Please give the count of lines holding the string "раскрась" and nothing besides.

## Begin Working data

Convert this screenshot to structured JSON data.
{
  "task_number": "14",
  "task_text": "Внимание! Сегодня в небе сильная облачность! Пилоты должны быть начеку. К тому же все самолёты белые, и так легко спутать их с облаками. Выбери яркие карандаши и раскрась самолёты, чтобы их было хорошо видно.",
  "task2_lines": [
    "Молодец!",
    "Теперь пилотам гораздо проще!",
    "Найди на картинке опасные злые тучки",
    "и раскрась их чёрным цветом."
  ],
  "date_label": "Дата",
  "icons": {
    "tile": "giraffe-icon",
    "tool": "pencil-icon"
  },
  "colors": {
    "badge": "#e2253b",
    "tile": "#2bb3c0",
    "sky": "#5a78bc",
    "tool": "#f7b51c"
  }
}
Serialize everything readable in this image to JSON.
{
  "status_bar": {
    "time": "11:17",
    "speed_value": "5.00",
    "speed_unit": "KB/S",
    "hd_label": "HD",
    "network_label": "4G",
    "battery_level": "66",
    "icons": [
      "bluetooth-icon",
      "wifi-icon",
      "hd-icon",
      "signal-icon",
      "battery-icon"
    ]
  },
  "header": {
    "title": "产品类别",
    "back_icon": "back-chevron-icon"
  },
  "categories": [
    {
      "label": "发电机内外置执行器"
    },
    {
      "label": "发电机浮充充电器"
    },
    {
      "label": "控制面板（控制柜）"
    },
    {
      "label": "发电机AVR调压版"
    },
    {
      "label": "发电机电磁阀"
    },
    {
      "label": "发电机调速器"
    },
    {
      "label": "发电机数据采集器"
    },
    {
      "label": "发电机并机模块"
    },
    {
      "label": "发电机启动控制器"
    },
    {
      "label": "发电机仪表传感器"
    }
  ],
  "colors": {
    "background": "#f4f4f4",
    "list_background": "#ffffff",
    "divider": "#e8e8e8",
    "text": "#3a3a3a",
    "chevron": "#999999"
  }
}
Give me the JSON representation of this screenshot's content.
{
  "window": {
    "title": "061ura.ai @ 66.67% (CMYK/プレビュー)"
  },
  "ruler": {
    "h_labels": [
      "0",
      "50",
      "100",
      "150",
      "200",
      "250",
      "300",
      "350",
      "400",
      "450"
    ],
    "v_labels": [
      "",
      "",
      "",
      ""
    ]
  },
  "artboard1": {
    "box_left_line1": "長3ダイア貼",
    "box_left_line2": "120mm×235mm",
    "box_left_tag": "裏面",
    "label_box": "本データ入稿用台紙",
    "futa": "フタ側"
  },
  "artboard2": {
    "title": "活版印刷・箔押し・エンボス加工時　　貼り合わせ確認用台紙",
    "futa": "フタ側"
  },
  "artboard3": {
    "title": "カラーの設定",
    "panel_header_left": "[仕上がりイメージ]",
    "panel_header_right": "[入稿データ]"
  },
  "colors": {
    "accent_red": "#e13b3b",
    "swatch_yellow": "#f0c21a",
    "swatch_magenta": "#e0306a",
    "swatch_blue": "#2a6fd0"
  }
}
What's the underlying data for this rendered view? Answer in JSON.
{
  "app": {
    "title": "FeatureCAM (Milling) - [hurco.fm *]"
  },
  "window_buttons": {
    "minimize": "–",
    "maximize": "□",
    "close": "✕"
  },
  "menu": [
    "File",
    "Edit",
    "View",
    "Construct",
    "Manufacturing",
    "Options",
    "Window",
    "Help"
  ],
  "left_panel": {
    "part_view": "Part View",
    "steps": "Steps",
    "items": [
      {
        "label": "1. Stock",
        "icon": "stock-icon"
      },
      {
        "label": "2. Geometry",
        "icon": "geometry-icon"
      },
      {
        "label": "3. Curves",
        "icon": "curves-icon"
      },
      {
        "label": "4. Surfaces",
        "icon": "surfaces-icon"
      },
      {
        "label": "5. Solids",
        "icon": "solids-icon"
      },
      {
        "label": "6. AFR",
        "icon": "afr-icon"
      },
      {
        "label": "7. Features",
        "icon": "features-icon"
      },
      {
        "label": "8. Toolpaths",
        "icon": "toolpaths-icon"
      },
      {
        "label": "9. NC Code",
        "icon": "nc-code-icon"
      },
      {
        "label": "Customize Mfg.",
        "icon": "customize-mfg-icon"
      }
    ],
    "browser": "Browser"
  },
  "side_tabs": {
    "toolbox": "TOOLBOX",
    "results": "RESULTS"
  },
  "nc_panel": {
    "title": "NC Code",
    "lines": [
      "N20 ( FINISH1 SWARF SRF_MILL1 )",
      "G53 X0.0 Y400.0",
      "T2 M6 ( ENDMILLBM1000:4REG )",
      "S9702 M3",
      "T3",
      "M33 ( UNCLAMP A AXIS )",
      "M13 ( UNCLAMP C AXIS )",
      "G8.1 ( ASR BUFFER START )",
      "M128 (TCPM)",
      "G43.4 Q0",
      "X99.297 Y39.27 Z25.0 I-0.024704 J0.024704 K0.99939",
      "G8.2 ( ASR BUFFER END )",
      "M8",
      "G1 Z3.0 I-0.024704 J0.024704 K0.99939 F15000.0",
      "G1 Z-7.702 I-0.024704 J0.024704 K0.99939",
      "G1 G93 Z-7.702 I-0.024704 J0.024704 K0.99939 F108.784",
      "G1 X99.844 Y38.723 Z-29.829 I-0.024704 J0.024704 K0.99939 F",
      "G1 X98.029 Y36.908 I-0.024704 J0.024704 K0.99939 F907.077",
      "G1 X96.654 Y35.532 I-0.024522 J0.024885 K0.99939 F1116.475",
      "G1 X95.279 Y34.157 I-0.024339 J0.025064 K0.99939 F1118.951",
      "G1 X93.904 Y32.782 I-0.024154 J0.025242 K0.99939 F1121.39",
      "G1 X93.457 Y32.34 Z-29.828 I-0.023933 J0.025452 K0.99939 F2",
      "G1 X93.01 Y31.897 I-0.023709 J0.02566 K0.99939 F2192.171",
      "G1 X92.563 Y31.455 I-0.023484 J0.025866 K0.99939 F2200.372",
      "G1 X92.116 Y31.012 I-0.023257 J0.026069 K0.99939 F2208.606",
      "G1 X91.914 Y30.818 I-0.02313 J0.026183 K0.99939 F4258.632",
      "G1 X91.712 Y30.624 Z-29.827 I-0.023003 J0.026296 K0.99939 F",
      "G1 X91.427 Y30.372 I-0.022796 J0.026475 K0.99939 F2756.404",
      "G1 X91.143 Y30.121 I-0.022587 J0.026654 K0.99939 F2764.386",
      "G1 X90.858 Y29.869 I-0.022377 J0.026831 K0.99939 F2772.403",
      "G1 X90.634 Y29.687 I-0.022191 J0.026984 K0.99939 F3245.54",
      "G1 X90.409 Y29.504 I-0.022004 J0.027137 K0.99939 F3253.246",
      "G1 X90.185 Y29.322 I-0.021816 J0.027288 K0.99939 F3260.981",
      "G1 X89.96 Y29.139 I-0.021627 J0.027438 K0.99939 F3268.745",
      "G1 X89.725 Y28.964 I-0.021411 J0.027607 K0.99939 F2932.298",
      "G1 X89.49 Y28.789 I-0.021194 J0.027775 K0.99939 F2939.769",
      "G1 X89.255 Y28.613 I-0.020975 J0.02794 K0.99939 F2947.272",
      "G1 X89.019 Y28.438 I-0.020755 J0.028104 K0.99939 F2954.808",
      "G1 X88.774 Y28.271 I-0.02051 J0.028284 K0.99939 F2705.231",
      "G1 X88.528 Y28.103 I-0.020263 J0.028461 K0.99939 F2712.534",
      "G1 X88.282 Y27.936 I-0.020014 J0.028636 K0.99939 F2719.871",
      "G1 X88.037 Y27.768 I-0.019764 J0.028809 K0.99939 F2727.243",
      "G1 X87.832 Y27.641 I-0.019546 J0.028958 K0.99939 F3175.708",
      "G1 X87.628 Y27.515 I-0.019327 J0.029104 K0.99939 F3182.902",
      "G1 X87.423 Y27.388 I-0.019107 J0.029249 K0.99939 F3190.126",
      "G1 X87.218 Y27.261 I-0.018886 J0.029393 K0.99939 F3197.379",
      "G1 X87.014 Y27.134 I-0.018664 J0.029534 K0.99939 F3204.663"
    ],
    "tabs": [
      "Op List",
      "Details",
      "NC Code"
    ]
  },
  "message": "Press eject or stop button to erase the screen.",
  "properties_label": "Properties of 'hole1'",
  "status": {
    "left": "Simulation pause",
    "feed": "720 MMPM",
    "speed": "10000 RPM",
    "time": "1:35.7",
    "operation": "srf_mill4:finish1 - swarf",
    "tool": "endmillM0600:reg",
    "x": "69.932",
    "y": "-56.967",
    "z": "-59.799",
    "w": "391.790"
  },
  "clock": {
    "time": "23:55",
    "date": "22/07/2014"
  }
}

## End Working data

Answer to the problem » 2